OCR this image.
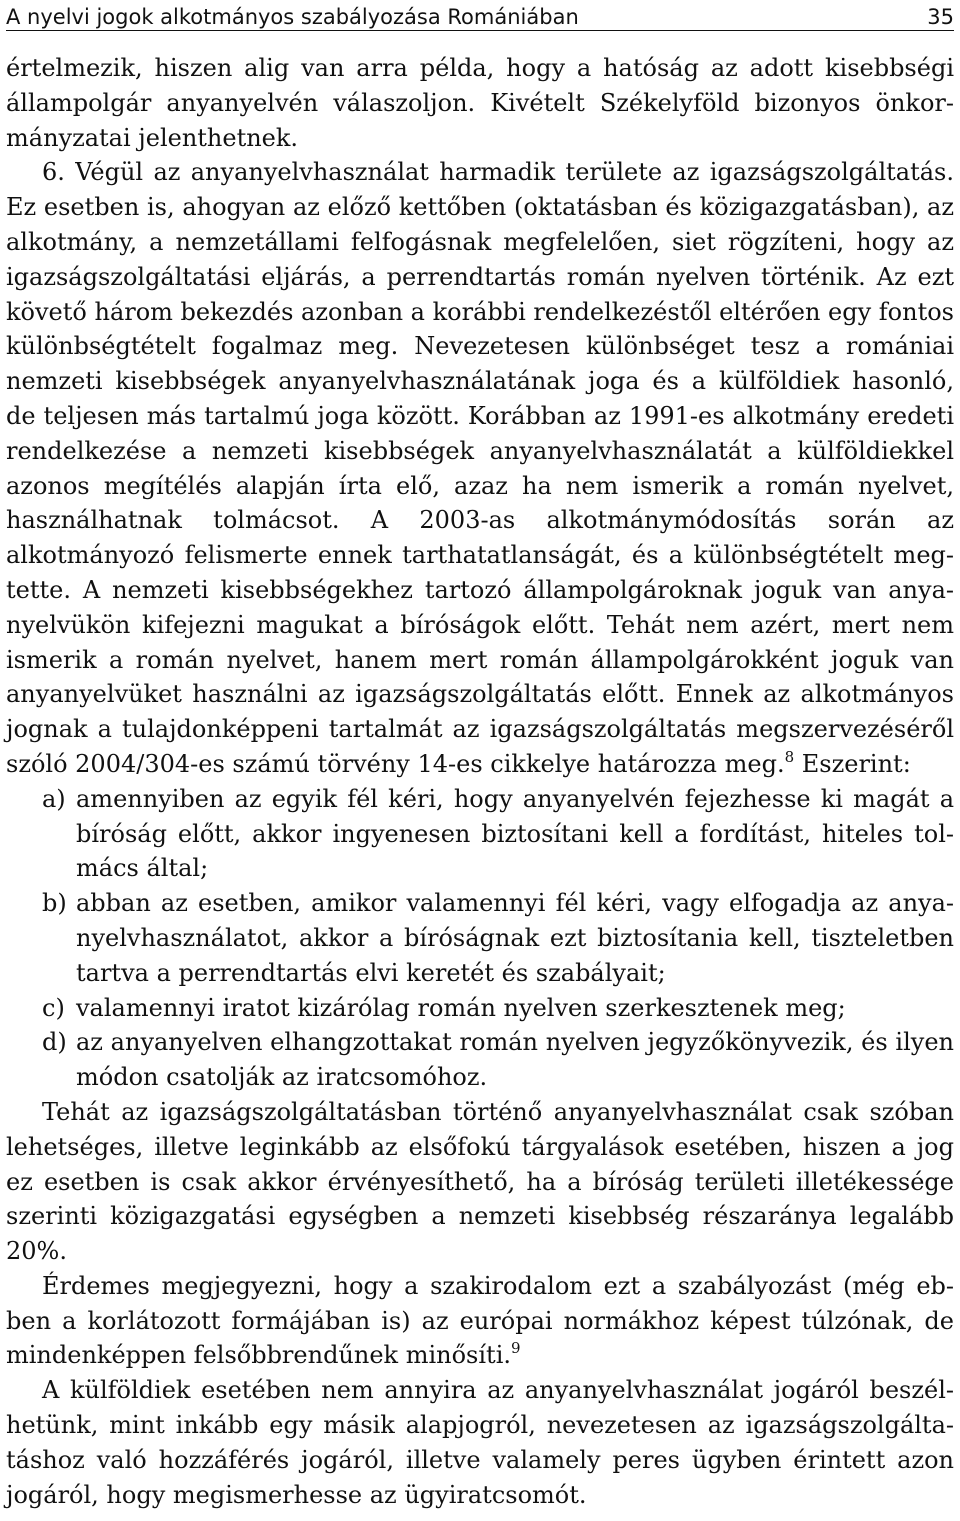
A nyelvi jogok alkotmányos szabályozása Romániában	35

értelmezik, hiszen alig van arra példa, hogy a hatóság az adott kisebbségi állampolgár anyanyelvén válaszoljon. Kivételt Székelyföld bizonyos önkormányzatai jelenthetnek.

6. Végül az anyanyelvhasználat harmadik területe az igazságszolgáltatás. Ez esetben is, ahogyan az előző kettőben (oktatásban és közigazgatásban), az alkotmány, a nemzetállami felfogásnak megfelelően, siet rögzíteni, hogy az igazságszolgáltatási eljárás, a perrendtartás román nyelven történik. Az ezt követő három bekezdés azonban a korábbi rendelkezéstől eltérően egy fontos különbségtételt fogalmaz meg. Nevezetesen különbséget tesz a romániai nemzeti kisebbségek anyanyelvhasználatának joga és a külföldiek hasonló, de teljesen más tartalmú joga között. Korábban az 1991-es alkotmány eredeti rendelkezése a nemzeti kisebbségek anyanyelvhasználatát a külföldiekkel azonos megítélés alapján írta elő, azaz ha nem ismerik a román nyelvet, használhatnak tolmácsot. A 2003-as alkotmánymódosítás során az alkotmányozó felismerte ennek tarthatatlanságát, és a különbségtételt megtette. A nemzeti kisebbségekhez tartozó állampolgároknak joguk van anyanyelvükön kifejezni magukat a bíróságok előtt. Tehát nem azért, mert nem ismerik a román nyelvet, hanem mert román állampolgárokként joguk van anyanyelvüket használni az igazságszolgáltatás előtt. Ennek az alkotmányos jognak a tulajdonképpeni tartalmát az igazságszolgáltatás megszervezéséről szóló 2004/304-es számú törvény 14-es cikkelye határozza meg.$^8$ Eszerint:

a) amennyiben az egyik fél kéri, hogy anyanyelvén fejezhesse ki magát a bíróság előtt, akkor ingyenesen biztosítani kell a fordítást, hiteles tolmács által;
b) abban az esetben, amikor valamennyi fél kéri, vagy elfogadja az anyanyelvhasználatot, akkor a bíróságnak ezt biztosítania kell, tiszteletben tartva a perrendtartás elvi keretét és szabályait;
c) valamennyi iratot kizárólag román nyelven szerkesztenek meg;
d) az anyanyelven elhangzottakat román nyelven jegyzőkönyvezik, és ilyen módon csatolják az iratcsomóhoz.

Tehát az igazságszolgáltatásban történő anyanyelvhasználat csak szóban lehetséges, illetve leginkább az elsőfokú tárgyalások esetében, hiszen a jog ez esetben is csak akkor érvényesíthető, ha a bíróság területi illetékessége szerinti közigazgatási egységben a nemzeti kisebbség részaránya legalább 20%.

Érdemes megjegyezni, hogy a szakirodalom ezt a szabályozást (még ebben a korlátozott formájában is) az európai normákhoz képest túlzónak, de mindenképpen felsőbbrendűnek minősíti.$^9$

A külföldiek esetében nem annyira az anyanyelvhasználat jogáról beszélhetünk, mint inkább egy másik alapjogról, nevezetesen az igazságszolgáltatáshoz való hozzáférés jogáról, illetve valamely peres ügyben érintett azon jogáról, hogy megismerhesse az ügyiratcsomót.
──────────
## What is being asked
Print out every entry above without changing a word, and leave out the pictures.

## Response
OCR this image.
A nyelvi jogok alkotmányos szabályozása Romániában	35

értelmezik, hiszen alig van arra példa, hogy a hatóság az adott kisebbségi állampolgár anyanyelvén válaszoljon. Kivételt Székelyföld bizonyos önkormányzatai jelenthetnek.

6. Végül az anyanyelvhasználat harmadik területe az igazságszolgáltatás. Ez esetben is, ahogyan az előző kettőben (oktatásban és közigazgatásban), az alkotmány, a nemzetállami felfogásnak megfelelően, siet rögzíteni, hogy az igazságszolgáltatási eljárás, a perrendtartás román nyelven történik. Az ezt követő három bekezdés azonban a korábbi rendelkezéstől eltérően egy fontos különbségtételt fogalmaz meg. Nevezetesen különbséget tesz a romániai nemzeti kisebbségek anyanyelvhasználatának joga és a külföldiek hasonló, de teljesen más tartalmú joga között. Korábban az 1991-es alkotmány eredeti rendelkezése a nemzeti kisebbségek anyanyelvhasználatát a külföldiekkel azonos megítélés alapján írta elő, azaz ha nem ismerik a román nyelvet, használhatnak tolmácsot. A 2003-as alkotmánymódosítás során az alkotmányozó felismerte ennek tarthatatlanságát, és a különbségtételt megtette. A nemzeti kisebbségekhez tartozó állampolgároknak joguk van anyanyelvükön kifejezni magukat a bíróságok előtt. Tehát nem azért, mert nem ismerik a román nyelvet, hanem mert román állampolgárokként joguk van anyanyelvüket használni az igazságszolgáltatás előtt. Ennek az alkotmányos jognak a tulajdonképpeni tartalmát az igazságszolgáltatás megszervezéséről szóló 2004/304-es számú törvény 14-es cikkelye határozza meg.$^8$ Eszerint:

a) amennyiben az egyik fél kéri, hogy anyanyelvén fejezhesse ki magát a bíróság előtt, akkor ingyenesen biztosítani kell a fordítást, hiteles tolmács által;
b) abban az esetben, amikor valamennyi fél kéri, vagy elfogadja az anyanyelvhasználatot, akkor a bíróságnak ezt biztosítania kell, tiszteletben tartva a perrendtartás elvi keretét és szabályait;
c) valamennyi iratot kizárólag román nyelven szerkesztenek meg;
d) az anyanyelven elhangzottakat román nyelven jegyzőkönyvezik, és ilyen módon csatolják az iratcsomóhoz.

Tehát az igazságszolgáltatásban történő anyanyelvhasználat csak szóban lehetséges, illetve leginkább az elsőfokú tárgyalások esetében, hiszen a jog ez esetben is csak akkor érvényesíthető, ha a bíróság területi illetékessége szerinti közigazgatási egységben a nemzeti kisebbség részaránya legalább 20%.

Érdemes megjegyezni, hogy a szakirodalom ezt a szabályozást (még ebben a korlátozott formájában is) az európai normákhoz képest túlzónak, de mindenképpen felsőbbrendűnek minősíti.$^9$

A külföldiek esetében nem annyira az anyanyelvhasználat jogáról beszélhetünk, mint inkább egy másik alapjogról, nevezetesen az igazságszolgáltatáshoz való hozzáférés jogáról, illetve valamely peres ügyben érintett azon jogáról, hogy megismerhesse az ügyiratcsomót.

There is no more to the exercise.